Write out the records below once more, exactly as they stand.

-- start of Provided records --

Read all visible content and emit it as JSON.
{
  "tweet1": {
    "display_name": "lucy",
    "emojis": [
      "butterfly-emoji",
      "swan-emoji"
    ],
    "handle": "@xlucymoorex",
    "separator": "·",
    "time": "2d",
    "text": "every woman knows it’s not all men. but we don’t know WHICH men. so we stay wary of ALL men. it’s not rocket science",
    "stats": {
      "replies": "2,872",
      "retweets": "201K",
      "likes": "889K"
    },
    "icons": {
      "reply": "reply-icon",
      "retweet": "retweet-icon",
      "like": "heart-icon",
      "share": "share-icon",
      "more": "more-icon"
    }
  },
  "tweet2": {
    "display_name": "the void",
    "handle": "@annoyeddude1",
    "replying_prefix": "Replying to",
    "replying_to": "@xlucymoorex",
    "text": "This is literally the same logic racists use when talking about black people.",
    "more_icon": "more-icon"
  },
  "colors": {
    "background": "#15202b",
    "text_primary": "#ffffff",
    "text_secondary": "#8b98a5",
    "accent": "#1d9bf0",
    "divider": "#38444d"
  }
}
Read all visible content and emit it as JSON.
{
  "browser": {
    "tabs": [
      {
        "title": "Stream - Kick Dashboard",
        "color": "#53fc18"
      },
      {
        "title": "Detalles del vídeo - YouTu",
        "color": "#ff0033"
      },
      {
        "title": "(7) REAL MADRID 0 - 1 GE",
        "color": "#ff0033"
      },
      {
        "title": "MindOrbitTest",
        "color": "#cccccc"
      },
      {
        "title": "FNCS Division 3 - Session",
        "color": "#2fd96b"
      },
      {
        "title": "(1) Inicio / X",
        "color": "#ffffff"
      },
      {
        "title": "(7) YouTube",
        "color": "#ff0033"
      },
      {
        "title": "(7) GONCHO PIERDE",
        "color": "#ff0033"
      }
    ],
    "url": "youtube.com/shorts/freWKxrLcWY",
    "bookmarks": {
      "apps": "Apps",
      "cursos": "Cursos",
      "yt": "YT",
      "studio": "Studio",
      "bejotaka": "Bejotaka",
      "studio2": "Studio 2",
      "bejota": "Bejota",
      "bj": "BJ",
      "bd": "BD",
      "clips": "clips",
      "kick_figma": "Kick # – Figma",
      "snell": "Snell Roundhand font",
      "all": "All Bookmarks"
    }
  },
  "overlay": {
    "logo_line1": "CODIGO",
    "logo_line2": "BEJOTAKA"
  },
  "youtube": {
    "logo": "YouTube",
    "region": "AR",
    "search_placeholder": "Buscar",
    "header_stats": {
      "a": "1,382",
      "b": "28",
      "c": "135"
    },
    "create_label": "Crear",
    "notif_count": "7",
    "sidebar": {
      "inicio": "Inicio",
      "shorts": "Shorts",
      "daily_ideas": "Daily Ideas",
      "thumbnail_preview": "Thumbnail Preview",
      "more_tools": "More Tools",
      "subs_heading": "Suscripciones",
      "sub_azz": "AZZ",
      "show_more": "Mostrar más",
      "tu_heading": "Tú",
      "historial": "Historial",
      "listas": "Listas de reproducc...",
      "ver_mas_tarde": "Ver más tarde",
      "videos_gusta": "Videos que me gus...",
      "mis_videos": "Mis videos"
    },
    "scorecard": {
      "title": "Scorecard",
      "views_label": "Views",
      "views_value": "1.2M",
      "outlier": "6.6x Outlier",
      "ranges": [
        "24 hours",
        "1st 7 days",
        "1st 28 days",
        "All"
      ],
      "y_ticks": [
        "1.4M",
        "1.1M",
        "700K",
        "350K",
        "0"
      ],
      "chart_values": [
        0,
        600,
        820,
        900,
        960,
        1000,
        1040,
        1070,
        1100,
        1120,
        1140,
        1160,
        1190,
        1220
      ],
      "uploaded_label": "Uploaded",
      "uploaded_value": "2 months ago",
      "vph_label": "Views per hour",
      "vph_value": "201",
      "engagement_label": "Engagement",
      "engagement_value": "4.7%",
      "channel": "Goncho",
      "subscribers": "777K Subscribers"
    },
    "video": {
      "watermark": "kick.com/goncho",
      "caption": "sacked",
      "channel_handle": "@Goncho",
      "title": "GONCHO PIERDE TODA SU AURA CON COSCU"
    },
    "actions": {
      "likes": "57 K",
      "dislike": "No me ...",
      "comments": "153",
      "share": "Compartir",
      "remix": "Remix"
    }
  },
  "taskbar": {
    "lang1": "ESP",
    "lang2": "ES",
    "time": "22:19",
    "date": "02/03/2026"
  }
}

-- end of Provided records --

### Reply
Read all visible content and emit it as JSON.
{
  "tweet1": {
    "display_name": "lucy",
    "emojis": [
      "butterfly-emoji",
      "swan-emoji"
    ],
    "handle": "@xlucymoorex",
    "separator": "·",
    "time": "2d",
    "text": "every woman knows it’s not all men. but we don’t know WHICH men. so we stay wary of ALL men. it’s not rocket science",
    "stats": {
      "replies": "2,872",
      "retweets": "201K",
      "likes": "889K"
    },
    "icons": {
      "reply": "reply-icon",
      "retweet": "retweet-icon",
      "like": "heart-icon",
      "share": "share-icon",
      "more": "more-icon"
    }
  },
  "tweet2": {
    "display_name": "the void",
    "handle": "@annoyeddude1",
    "replying_prefix": "Replying to",
    "replying_to": "@xlucymoorex",
    "text": "This is literally the same logic racists use when talking about black people.",
    "more_icon": "more-icon"
  },
  "colors": {
    "background": "#15202b",
    "text_primary": "#ffffff",
    "text_secondary": "#8b98a5",
    "accent": "#1d9bf0",
    "divider": "#38444d"
  }
}
Read all visible content and emit it as JSON.
{
  "browser": {
    "tabs": [
      {
        "title": "Stream - Kick Dashboard",
        "color": "#53fc18"
      },
      {
        "title": "Detalles del vídeo - YouTu",
        "color": "#ff0033"
      },
      {
        "title": "(7) REAL MADRID 0 - 1 GE",
        "color": "#ff0033"
      },
      {
        "title": "MindOrbitTest",
        "color": "#cccccc"
      },
      {
        "title": "FNCS Division 3 - Session",
        "color": "#2fd96b"
      },
      {
        "title": "(1) Inicio / X",
        "color": "#ffffff"
      },
      {
        "title": "(7) YouTube",
        "color": "#ff0033"
      },
      {
        "title": "(7) GONCHO PIERDE",
        "color": "#ff0033"
      }
    ],
    "url": "youtube.com/shorts/freWKxrLcWY",
    "bookmarks": {
      "apps": "Apps",
      "cursos": "Cursos",
      "yt": "YT",
      "studio": "Studio",
      "bejotaka": "Bejotaka",
      "studio2": "Studio 2",
      "bejota": "Bejota",
      "bj": "BJ",
      "bd": "BD",
      "clips": "clips",
      "kick_figma": "Kick # – Figma",
      "snell": "Snell Roundhand font",
      "all": "All Bookmarks"
    }
  },
  "overlay": {
    "logo_line1": "CODIGO",
    "logo_line2": "BEJOTAKA"
  },
  "youtube": {
    "logo": "YouTube",
    "region": "AR",
    "search_placeholder": "Buscar",
    "header_stats": {
      "a": "1,382",
      "b": "28",
      "c": "135"
    },
    "create_label": "Crear",
    "notif_count": "7",
    "sidebar": {
      "inicio": "Inicio",
      "shorts": "Shorts",
      "daily_ideas": "Daily Ideas",
      "thumbnail_preview": "Thumbnail Preview",
      "more_tools": "More Tools",
      "subs_heading": "Suscripciones",
      "sub_azz": "AZZ",
      "show_more": "Mostrar más",
      "tu_heading": "Tú",
      "historial": "Historial",
      "listas": "Listas de reproducc...",
      "ver_mas_tarde": "Ver más tarde",
      "videos_gusta": "Videos que me gus...",
      "mis_videos": "Mis videos"
    },
    "scorecard": {
      "title": "Scorecard",
      "views_label": "Views",
      "views_value": "1.2M",
      "outlier": "6.6x Outlier",
      "ranges": [
        "24 hours",
        "1st 7 days",
        "1st 28 days",
        "All"
      ],
      "y_ticks": [
        "1.4M",
        "1.1M",
        "700K",
        "350K",
        "0"
      ],
      "chart_values": [
        0,
        600,
        820,
        900,
        960,
        1000,
        1040,
        1070,
        1100,
        1120,
        1140,
        1160,
        1190,
        1220
      ],
      "uploaded_label": "Uploaded",
      "uploaded_value": "2 months ago",
      "vph_label": "Views per hour",
      "vph_value": "201",
      "engagement_label": "Engagement",
      "engagement_value": "4.7%",
      "channel": "Goncho",
      "subscribers": "777K Subscribers"
    },
    "video": {
      "watermark": "kick.com/goncho",
      "caption": "sacked",
      "channel_handle": "@Goncho",
      "title": "GONCHO PIERDE TODA SU AURA CON COSCU"
    },
    "actions": {
      "likes": "57 K",
      "dislike": "No me ...",
      "comments": "153",
      "share": "Compartir",
      "remix": "Remix"
    }
  },
  "taskbar": {
    "lang1": "ESP",
    "lang2": "ES",
    "time": "22:19",
    "date": "02/03/2026"
  }
}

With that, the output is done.